● Written request: Give the count of lines in the data that include "marcadores", with no other words.
==== Given entries
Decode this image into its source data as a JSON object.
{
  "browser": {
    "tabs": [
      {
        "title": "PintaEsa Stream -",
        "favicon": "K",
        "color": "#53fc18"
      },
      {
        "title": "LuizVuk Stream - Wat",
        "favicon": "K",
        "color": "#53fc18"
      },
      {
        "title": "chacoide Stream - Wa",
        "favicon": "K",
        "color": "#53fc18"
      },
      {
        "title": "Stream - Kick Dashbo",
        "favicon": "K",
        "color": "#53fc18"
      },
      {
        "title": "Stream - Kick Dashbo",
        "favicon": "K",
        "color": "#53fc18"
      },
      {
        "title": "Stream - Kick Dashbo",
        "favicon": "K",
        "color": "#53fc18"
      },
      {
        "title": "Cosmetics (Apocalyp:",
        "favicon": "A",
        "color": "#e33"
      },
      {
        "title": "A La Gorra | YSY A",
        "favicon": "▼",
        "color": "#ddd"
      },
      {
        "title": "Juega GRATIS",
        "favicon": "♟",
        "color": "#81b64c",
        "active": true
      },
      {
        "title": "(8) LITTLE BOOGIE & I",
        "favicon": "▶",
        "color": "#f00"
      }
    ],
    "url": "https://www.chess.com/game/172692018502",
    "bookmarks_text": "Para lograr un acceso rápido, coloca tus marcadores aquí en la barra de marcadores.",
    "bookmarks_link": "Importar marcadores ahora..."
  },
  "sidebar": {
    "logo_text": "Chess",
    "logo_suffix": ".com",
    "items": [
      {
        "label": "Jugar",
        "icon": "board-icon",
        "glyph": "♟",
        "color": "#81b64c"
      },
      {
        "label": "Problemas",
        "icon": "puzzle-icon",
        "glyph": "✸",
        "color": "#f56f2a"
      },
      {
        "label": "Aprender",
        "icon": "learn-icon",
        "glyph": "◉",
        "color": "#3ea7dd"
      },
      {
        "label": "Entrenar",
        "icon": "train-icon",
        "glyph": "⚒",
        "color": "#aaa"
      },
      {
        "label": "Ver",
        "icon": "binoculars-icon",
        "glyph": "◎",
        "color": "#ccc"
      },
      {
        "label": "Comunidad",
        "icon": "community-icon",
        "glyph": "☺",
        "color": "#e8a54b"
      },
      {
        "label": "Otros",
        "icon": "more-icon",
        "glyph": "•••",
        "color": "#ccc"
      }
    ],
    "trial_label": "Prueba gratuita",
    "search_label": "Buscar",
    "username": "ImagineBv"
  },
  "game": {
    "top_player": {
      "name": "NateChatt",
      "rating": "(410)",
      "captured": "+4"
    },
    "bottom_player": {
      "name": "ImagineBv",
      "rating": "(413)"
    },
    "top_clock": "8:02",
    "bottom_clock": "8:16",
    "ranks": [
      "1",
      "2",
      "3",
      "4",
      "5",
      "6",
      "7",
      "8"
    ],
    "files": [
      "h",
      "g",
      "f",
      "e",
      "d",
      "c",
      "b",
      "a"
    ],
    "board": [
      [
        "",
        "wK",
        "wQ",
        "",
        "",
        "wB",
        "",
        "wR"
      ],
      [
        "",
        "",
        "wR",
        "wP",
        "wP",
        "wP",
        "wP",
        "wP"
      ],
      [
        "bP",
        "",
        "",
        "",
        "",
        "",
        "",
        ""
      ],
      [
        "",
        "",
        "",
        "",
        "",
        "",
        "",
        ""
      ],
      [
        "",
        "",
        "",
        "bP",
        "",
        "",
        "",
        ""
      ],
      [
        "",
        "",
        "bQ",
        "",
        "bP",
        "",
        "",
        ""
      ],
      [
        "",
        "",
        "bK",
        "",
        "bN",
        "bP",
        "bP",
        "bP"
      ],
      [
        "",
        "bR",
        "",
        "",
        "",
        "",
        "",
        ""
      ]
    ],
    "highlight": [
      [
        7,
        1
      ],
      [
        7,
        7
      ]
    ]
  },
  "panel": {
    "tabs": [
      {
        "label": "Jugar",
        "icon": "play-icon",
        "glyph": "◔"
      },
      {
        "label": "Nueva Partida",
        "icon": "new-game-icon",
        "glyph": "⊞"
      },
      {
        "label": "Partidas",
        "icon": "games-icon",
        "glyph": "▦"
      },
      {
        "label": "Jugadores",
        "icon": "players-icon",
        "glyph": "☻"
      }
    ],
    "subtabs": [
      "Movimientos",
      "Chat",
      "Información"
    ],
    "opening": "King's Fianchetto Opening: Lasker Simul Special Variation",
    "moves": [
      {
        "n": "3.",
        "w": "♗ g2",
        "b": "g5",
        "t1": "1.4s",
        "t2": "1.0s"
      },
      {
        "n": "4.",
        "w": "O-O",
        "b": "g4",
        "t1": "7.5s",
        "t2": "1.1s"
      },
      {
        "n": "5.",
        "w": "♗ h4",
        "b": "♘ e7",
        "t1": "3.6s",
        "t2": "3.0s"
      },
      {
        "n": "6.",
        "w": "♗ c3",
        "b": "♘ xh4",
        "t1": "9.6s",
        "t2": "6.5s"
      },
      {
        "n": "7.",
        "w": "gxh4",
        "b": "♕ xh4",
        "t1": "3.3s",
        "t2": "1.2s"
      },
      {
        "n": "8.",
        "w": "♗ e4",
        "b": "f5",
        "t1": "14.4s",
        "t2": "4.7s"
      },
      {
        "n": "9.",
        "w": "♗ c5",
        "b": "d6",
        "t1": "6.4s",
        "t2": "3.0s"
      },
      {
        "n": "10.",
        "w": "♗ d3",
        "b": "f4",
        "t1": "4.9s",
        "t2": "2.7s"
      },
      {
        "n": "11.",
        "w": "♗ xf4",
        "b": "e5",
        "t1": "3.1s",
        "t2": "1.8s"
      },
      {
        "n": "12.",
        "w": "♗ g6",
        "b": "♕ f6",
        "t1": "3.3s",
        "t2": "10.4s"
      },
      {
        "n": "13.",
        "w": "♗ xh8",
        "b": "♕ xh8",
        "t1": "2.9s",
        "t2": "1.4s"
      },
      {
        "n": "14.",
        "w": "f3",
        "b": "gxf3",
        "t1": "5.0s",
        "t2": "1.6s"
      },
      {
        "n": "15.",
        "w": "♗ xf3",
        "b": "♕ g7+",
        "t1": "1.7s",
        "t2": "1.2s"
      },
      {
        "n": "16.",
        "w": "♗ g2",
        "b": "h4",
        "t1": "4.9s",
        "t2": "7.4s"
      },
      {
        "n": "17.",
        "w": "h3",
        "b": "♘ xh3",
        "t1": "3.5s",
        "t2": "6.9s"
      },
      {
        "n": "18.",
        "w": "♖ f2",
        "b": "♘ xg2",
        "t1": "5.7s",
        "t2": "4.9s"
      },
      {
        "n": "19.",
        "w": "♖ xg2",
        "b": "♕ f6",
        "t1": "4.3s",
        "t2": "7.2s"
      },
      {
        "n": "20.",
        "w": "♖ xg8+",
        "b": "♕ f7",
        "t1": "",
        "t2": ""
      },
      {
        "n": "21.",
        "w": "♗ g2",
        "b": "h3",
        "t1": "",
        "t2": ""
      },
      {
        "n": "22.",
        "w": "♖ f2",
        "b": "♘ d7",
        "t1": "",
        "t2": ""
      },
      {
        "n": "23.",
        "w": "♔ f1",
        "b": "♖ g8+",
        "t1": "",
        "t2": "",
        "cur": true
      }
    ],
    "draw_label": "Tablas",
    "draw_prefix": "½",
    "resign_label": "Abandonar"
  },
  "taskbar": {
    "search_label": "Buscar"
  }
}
========
==== Given entries
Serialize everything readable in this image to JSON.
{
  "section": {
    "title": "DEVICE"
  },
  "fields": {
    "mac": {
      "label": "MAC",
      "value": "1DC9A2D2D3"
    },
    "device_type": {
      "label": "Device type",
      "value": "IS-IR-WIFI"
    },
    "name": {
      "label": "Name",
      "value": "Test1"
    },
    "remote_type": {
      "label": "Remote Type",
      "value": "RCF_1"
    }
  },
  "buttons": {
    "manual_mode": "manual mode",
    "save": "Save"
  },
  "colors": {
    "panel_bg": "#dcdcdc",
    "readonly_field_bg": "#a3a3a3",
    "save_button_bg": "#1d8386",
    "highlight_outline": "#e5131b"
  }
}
========
● Response to this task: 2